▶ **Work instruction**
Scan the records below, and wherever a line has the word "Buen", pull it out.

▶ **Given data**
━━━━━━━━

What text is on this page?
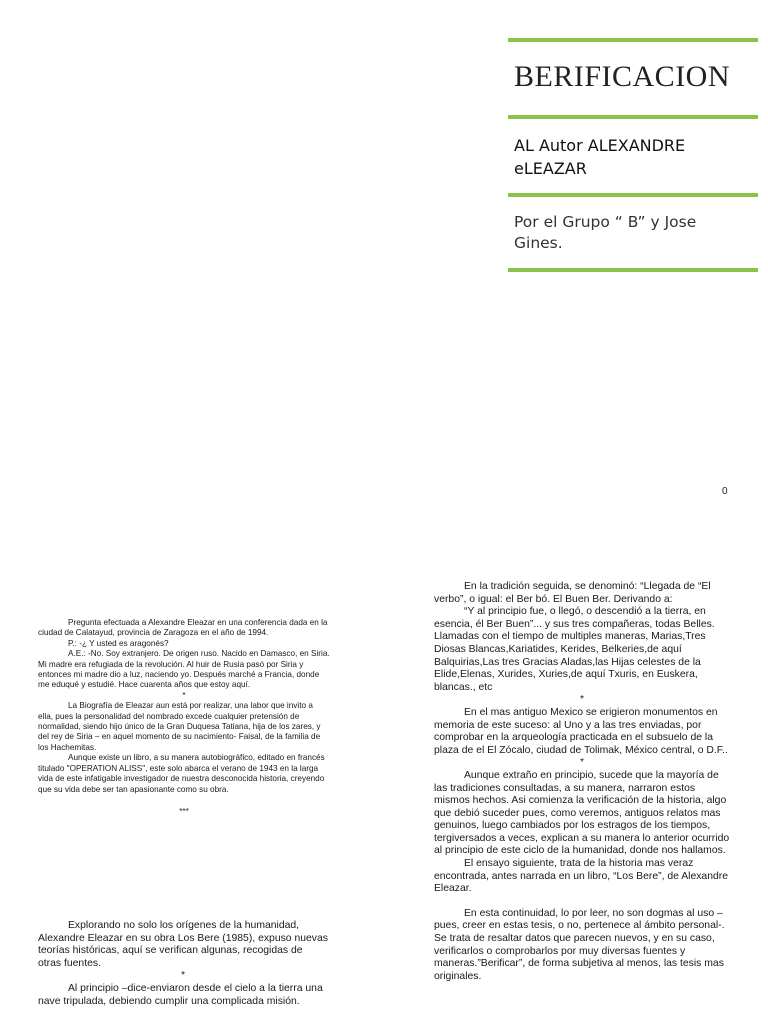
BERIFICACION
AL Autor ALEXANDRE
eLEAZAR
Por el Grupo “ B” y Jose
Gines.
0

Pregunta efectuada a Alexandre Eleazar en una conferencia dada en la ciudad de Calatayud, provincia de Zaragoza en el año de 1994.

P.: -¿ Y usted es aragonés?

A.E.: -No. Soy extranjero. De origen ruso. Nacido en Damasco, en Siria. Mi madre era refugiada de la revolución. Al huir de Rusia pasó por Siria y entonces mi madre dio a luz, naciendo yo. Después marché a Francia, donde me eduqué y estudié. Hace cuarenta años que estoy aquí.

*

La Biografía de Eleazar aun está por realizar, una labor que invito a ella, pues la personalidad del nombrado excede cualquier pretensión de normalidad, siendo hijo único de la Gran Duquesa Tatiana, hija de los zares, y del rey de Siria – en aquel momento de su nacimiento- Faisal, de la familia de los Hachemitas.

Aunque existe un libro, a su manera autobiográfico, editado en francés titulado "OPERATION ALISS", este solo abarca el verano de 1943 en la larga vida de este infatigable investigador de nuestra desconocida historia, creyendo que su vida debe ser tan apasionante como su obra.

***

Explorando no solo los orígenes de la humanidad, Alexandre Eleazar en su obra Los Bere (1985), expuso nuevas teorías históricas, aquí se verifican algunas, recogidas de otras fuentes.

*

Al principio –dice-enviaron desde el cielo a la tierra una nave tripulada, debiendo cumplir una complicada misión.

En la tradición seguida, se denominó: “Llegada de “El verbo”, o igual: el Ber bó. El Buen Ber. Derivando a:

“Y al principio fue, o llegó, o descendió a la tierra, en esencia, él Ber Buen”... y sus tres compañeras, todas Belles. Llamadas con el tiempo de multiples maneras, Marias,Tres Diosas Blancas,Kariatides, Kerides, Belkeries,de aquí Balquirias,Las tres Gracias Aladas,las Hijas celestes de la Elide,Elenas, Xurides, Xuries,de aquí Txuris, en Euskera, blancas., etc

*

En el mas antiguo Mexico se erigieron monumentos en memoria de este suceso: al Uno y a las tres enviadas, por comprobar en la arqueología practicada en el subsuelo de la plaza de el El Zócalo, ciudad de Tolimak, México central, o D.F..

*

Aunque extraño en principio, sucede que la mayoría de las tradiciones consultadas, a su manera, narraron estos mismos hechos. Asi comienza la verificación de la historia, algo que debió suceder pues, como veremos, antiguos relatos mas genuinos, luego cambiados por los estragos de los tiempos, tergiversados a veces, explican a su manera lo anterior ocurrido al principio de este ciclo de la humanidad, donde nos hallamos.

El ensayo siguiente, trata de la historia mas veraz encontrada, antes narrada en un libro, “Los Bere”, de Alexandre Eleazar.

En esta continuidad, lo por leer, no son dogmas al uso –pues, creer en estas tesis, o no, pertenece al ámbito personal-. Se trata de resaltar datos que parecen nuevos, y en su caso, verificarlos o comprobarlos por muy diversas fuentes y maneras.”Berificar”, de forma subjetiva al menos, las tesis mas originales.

━━━━━━━━

▶ **Output of the exercise**
En la tradición seguida, se denominó: “Llegada de “El verbo”, o igual: el Ber bó. El Buen Ber. Derivando a:
“Y al principio fue, o llegó, o descendió a la tierra, en esencia, él Ber Buen”... y sus tres compañeras, todas Belles. Llamadas con el tiempo de multiples maneras, Marias,Tres Diosas Blancas,Kariatides, Kerides, Belkeries,de aquí Balquirias,Las tres Gracias Aladas,las Hijas celestes de la Elide,Elenas, Xurides, Xuries,de aquí Txuris, en Euskera, blancas., etc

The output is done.